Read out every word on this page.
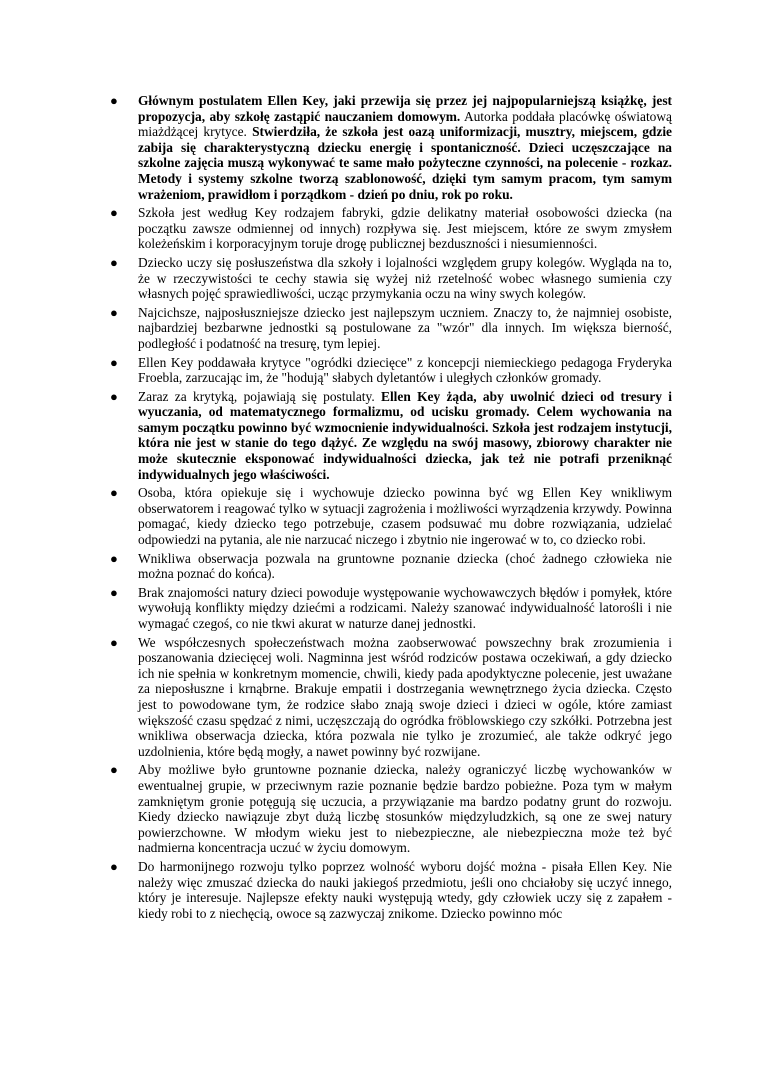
● Głównym postulatem Ellen Key, jaki przewija się przez jej najpopularniejszą książkę, jest propozycja, aby szkołę zastąpić nauczaniem domowym. Autorka poddała placówkę oświatową miażdżącej krytyce. Stwierdziła, że szkoła jest oazą uniformizacji, musztry, miejscem, gdzie zabija się charakterystyczną dziecku energię i spontaniczność. Dzieci uczęszczające na szkolne zajęcia muszą wykonywać te same mało pożyteczne czynności, na polecenie - rozkaz. Metody i systemy szkolne tworzą szablonowość, dzięki tym samym pracom, tym samym wrażeniom, prawidłom i porządkom - dzień po dniu, rok po roku.
● Szkoła jest według Key rodzajem fabryki, gdzie delikatny materiał osobowości dziecka (na początku zawsze odmiennej od innych) rozpływa się. Jest miejscem, które ze swym zmysłem koleżeńskim i korporacyjnym toruje drogę publicznej bezduszności i niesumienności.
● Dziecko uczy się posłuszeństwa dla szkoły i lojalności względem grupy kolegów. Wygląda na to, że w rzeczywistości te cechy stawia się wyżej niż rzetelność wobec własnego sumienia czy własnych pojęć sprawiedliwości, ucząc przymykania oczu na winy swych kolegów.
● Najcichsze, najposłuszniejsze dziecko jest najlepszym uczniem. Znaczy to, że najmniej osobiste, najbardziej bezbarwne jednostki są postulowane za "wzór" dla innych. Im większa bierność, podległość i podatność na tresurę, tym lepiej.
● Ellen Key poddawała krytyce "ogródki dziecięce" z koncepcji niemieckiego pedagoga Fryderyka Froebla, zarzucając im, że "hodują" słabych dyletantów i uległych członków gromady.
● Zaraz za krytyką, pojawiają się postulaty. Ellen Key żąda, aby uwolnić dzieci od tresury i wyuczania, od matematycznego formalizmu, od ucisku gromady. Celem wychowania na samym początku powinno być wzmocnienie indywidualności. Szkoła jest rodzajem instytucji, która nie jest w stanie do tego dążyć. Ze względu na swój masowy, zbiorowy charakter nie może skutecznie eksponować indywidualności dziecka, jak też nie potrafi przeniknąć indywidualnych jego właściwości.
● Osoba, która opiekuje się i wychowuje dziecko powinna być wg Ellen Key wnikliwym obserwatorem i reagować tylko w sytuacji zagrożenia i możliwości wyrządzenia krzywdy. Powinna pomagać, kiedy dziecko tego potrzebuje, czasem podsuwać mu dobre rozwiązania, udzielać odpowiedzi na pytania, ale nie narzucać niczego i zbytnio nie ingerować w to, co dziecko robi.
● Wnikliwa obserwacja pozwala na gruntowne poznanie dziecka (choć żadnego człowieka nie można poznać do końca).
● Brak znajomości natury dzieci powoduje występowanie wychowawczych błędów i pomyłek, które wywołują konflikty między dziećmi a rodzicami. Należy szanować indywidualność latorośli i nie wymagać czegoś, co nie tkwi akurat w naturze danej jednostki.
● We współczesnych społeczeństwach można zaobserwować powszechny brak zrozumienia i poszanowania dziecięcej woli. Nagminna jest wśród rodziców postawa oczekiwań, a gdy dziecko ich nie spełnia w konkretnym momencie, chwili, kiedy pada apodyktyczne polecenie, jest uważane za nieposłuszne i krnąbrne. Brakuje empatii i dostrzegania wewnętrznego życia dziecka. Często jest to powodowane tym, że rodzice słabo znają swoje dzieci i dzieci w ogóle, które zamiast większość czasu spędzać z nimi, uczęszczają do ogródka fröblowskiego czy szkółki. Potrzebna jest wnikliwa obserwacja dziecka, która pozwala nie tylko je zrozumieć, ale także odkryć jego uzdolnienia, które będą mogły, a nawet powinny być rozwijane.
● Aby możliwe było gruntowne poznanie dziecka, należy ograniczyć liczbę wychowanków w ewentualnej grupie, w przeciwnym razie poznanie będzie bardzo pobieżne. Poza tym w małym zamkniętym gronie potęgują się uczucia, a przywiązanie ma bardzo podatny grunt do rozwoju. Kiedy dziecko nawiązuje zbyt dużą liczbę stosunków międzyludzkich, są one ze swej natury powierzchowne. W młodym wieku jest to niebezpieczne, ale niebezpieczna może też być nadmierna koncentracja uczuć w życiu domowym.
● Do harmonijnego rozwoju tylko poprzez wolność wyboru dojść można - pisała Ellen Key. Nie należy więc zmuszać dziecka do nauki jakiegoś przedmiotu, jeśli ono chciałoby się uczyć innego, który je interesuje. Najlepsze efekty nauki występują wtedy, gdy człowiek uczy się z zapałem - kiedy robi to z niechęcią, owoce są zazwyczaj znikome. Dziecko powinno móc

────────────────────

■ **Problem to work on**:
Pick out all lines from the data above in which the word "gdzie" appears.

■ **Task response**:
● Głównym postulatem Ellen Key, jaki przewija się przez jej najpopularniejszą książkę, jest propozycja, aby szkołę zastąpić nauczaniem domowym. Autorka poddała placówkę oświatową miażdżącej krytyce. Stwierdziła, że szkoła jest oazą uniformizacji, musztry, miejscem, gdzie zabija się charakterystyczną dziecku energię i spontaniczność. Dzieci uczęszczające na szkolne zajęcia muszą wykonywać te same mało pożyteczne czynności, na polecenie - rozkaz. Metody i systemy szkolne tworzą szablonowość, dzięki tym samym pracom, tym samym wrażeniom, prawidłom i porządkom - dzień po dniu, rok po roku.
● Szkoła jest według Key rodzajem fabryki, gdzie delikatny materiał osobowości dziecka (na początku zawsze odmiennej od innych) rozpływa się. Jest miejscem, które ze swym zmysłem koleżeńskim i korporacyjnym toruje drogę publicznej bezduszności i niesumienności.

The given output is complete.